Search term "JSON": please copy every line of the records below that contains it.

Data for the task Block Start

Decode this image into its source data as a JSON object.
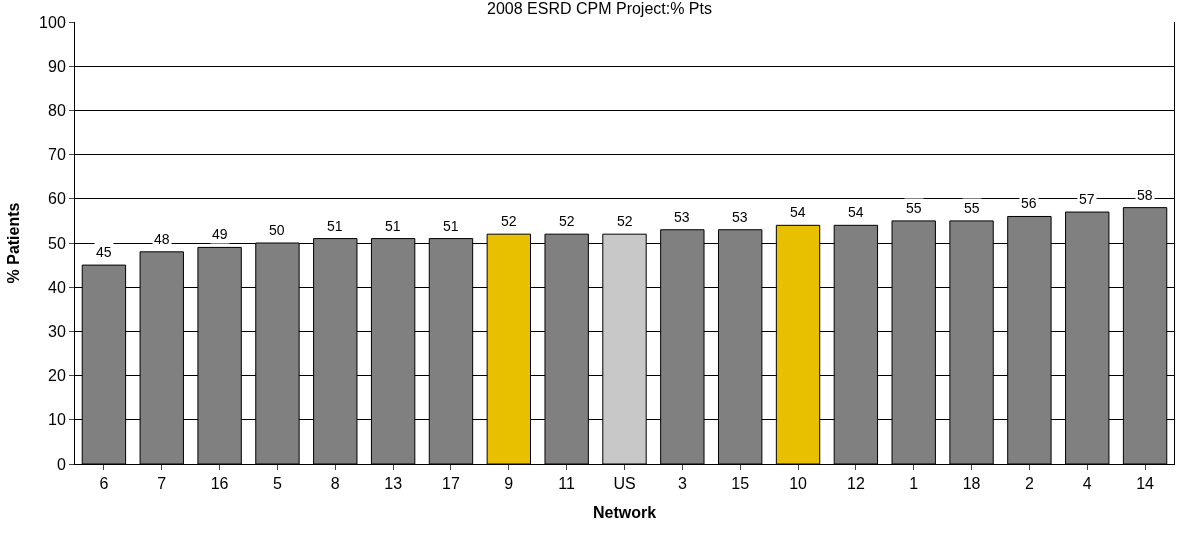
{
  "chart_data": {
    "type": "bar",
    "title": "2008 ESRD CPM Project:% Pts",
    "xlabel": "Network",
    "ylabel": "% Patients",
    "categories": [
      "6",
      "7",
      "16",
      "5",
      "8",
      "13",
      "17",
      "9",
      "11",
      "US",
      "3",
      "15",
      "10",
      "12",
      "1",
      "18",
      "2",
      "4",
      "14"
    ],
    "values": [
      45,
      48,
      49,
      50,
      51,
      51,
      51,
      52,
      52,
      52,
      53,
      53,
      54,
      54,
      55,
      55,
      56,
      57,
      58
    ],
    "colors": [
      "#808080",
      "#808080",
      "#808080",
      "#808080",
      "#808080",
      "#808080",
      "#808080",
      "#e8c000",
      "#808080",
      "#c8c8c8",
      "#808080",
      "#808080",
      "#e8c000",
      "#808080",
      "#808080",
      "#808080",
      "#808080",
      "#808080",
      "#808080"
    ],
    "ylim": [
      0,
      100
    ],
    "yticks": [
      0,
      10,
      20,
      30,
      40,
      50,
      60,
      70,
      80,
      90,
      100
    ],
    "grid": "y",
    "data_labels": true
  }
}
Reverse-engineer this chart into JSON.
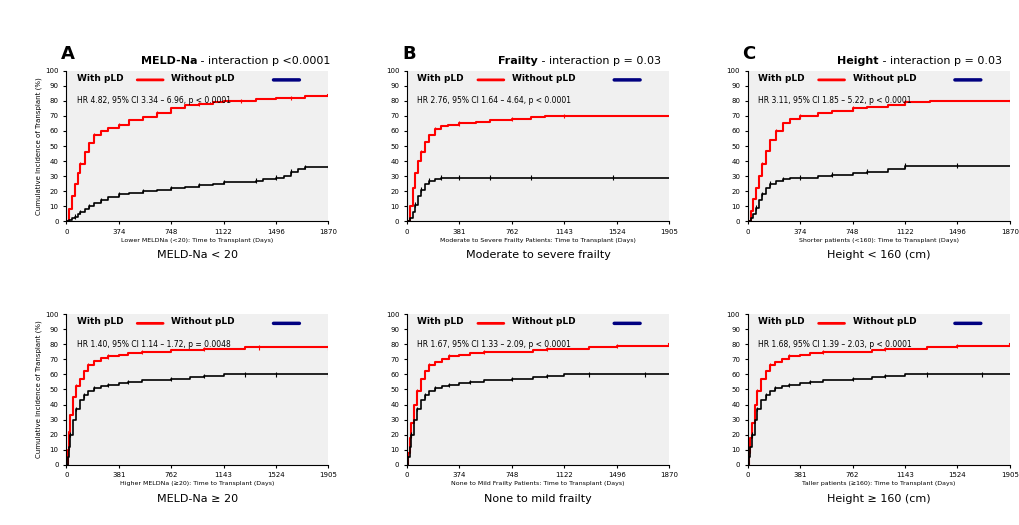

Data for the task Block End

> Your solution
Decode this image into its source data as a JSON object.
Reverse-engineer this chart into JSON.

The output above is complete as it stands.